◆ WHAT THE TASK REQUIRES:
Copy out each line containing "name" from the entries below.

(Chart and figure data)
______________________________

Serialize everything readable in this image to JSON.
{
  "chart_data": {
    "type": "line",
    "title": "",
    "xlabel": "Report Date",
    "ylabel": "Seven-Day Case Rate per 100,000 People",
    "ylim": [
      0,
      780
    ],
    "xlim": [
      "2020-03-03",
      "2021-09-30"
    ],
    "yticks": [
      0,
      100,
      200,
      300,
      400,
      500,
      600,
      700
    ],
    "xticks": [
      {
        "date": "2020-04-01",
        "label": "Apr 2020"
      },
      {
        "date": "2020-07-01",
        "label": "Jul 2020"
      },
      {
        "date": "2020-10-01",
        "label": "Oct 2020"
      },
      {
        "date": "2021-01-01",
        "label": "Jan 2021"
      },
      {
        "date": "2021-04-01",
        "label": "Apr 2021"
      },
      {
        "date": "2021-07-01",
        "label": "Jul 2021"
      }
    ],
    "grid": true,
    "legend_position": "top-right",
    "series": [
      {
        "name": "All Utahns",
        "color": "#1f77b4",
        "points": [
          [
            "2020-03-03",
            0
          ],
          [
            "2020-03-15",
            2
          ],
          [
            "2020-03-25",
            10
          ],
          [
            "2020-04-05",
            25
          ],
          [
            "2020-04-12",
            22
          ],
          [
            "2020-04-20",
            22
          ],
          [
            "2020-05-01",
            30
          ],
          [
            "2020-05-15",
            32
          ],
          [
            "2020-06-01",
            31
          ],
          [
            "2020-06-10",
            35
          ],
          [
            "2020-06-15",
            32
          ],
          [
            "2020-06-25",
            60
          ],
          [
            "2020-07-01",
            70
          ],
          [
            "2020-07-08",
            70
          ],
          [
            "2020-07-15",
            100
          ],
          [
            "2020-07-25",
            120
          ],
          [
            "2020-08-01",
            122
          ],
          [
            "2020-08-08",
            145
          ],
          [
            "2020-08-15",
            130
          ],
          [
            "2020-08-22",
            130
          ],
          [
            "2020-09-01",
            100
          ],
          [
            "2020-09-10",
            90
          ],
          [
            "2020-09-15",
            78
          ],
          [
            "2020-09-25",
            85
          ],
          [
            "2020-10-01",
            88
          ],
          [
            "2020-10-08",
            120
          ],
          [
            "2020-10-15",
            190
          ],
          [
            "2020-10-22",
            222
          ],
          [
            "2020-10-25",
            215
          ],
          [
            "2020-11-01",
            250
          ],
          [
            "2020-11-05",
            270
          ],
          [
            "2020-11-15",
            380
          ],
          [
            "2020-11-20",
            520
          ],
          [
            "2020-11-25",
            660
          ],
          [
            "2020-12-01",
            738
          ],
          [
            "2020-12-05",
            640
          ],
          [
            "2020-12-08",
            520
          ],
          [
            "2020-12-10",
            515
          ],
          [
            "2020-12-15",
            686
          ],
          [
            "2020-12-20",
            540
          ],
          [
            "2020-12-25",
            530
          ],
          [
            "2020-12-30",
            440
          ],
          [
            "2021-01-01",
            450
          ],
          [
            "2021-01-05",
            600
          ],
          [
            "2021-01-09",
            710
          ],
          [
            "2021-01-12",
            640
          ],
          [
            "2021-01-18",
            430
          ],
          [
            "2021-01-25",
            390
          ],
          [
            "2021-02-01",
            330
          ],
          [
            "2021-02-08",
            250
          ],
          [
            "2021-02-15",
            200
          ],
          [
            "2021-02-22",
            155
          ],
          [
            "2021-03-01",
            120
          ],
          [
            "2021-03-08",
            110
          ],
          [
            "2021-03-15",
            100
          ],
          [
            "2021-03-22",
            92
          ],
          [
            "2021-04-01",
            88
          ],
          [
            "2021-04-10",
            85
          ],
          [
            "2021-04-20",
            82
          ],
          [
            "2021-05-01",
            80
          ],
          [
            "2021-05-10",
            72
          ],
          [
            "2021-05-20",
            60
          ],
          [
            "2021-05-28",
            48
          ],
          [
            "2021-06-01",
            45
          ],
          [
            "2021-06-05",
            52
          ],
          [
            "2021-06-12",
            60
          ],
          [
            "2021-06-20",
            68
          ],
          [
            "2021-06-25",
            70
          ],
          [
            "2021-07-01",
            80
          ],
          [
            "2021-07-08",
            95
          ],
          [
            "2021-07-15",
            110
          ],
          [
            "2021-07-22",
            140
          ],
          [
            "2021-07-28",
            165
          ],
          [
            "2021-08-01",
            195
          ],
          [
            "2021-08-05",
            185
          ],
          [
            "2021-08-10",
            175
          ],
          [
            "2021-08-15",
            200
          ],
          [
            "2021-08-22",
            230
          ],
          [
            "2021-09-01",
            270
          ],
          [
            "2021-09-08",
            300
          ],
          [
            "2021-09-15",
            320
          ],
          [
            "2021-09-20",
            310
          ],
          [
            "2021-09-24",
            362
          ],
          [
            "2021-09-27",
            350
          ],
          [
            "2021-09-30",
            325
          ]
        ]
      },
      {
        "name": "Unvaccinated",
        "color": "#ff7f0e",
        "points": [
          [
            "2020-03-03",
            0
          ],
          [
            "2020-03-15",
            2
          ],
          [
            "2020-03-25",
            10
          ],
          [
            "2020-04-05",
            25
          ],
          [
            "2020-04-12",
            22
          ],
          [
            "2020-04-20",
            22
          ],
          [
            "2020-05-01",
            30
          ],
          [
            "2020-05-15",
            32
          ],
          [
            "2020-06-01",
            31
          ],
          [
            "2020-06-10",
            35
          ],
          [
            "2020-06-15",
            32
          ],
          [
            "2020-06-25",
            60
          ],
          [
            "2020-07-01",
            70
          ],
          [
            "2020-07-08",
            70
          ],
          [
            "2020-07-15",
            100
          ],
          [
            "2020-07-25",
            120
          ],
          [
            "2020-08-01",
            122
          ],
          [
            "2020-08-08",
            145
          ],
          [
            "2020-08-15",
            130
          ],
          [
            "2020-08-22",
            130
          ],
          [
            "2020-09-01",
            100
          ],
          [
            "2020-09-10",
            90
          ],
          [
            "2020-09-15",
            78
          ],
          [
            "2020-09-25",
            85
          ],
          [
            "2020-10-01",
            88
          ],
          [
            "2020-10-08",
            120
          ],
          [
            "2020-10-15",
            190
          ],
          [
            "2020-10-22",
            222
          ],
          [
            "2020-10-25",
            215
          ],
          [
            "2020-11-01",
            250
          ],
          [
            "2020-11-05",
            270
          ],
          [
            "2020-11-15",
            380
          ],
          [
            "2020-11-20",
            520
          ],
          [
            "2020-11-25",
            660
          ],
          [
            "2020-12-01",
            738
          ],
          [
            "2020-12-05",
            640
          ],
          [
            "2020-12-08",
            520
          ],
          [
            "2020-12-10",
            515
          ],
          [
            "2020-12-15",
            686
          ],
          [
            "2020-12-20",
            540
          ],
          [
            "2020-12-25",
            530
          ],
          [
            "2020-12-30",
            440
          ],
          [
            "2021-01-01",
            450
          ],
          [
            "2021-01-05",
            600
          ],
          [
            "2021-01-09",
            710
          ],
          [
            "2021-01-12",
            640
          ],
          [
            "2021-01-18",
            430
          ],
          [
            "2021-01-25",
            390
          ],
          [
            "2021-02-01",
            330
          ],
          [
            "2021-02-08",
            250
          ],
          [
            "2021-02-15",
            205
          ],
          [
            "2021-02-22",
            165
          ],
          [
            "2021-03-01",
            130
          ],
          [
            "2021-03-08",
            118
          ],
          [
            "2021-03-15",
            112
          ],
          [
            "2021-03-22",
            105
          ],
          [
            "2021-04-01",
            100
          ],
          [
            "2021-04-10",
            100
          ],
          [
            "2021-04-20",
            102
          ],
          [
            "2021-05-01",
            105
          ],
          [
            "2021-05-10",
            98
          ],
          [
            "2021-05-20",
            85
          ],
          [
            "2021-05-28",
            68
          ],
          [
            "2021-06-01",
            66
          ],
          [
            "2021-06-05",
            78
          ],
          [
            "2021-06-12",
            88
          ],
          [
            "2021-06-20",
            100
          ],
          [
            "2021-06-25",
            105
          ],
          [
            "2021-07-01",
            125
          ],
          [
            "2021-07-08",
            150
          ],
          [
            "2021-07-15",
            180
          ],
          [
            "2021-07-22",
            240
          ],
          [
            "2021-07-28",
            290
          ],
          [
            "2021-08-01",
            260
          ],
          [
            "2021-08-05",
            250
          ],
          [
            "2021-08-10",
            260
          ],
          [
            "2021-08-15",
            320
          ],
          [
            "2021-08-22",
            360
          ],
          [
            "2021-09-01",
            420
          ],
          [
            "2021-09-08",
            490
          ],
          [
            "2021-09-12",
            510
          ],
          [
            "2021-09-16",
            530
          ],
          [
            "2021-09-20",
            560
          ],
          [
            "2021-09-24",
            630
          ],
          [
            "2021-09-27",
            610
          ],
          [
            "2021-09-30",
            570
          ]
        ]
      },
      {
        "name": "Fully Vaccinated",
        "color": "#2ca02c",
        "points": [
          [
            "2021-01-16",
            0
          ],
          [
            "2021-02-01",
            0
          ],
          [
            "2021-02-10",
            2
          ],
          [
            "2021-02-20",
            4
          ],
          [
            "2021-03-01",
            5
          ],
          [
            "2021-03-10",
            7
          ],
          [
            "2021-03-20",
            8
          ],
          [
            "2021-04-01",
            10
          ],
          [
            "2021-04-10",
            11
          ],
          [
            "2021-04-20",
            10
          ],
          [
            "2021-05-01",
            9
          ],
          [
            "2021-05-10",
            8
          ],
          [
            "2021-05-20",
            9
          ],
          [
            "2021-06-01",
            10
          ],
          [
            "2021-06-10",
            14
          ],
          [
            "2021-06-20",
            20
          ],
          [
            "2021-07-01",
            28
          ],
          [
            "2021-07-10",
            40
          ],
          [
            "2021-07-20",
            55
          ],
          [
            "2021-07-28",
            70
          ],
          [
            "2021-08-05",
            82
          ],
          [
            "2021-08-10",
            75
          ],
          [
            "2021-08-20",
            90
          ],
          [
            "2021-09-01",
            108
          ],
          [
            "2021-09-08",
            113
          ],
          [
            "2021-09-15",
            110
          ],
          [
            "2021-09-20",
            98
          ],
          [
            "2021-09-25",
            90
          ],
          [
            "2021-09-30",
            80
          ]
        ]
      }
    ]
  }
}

______________________________

◆ RESULT OF THIS TASK:
        "name": "All Utahns",
        "name": "Unvaccinated",
        "name": "Fully Vaccinated",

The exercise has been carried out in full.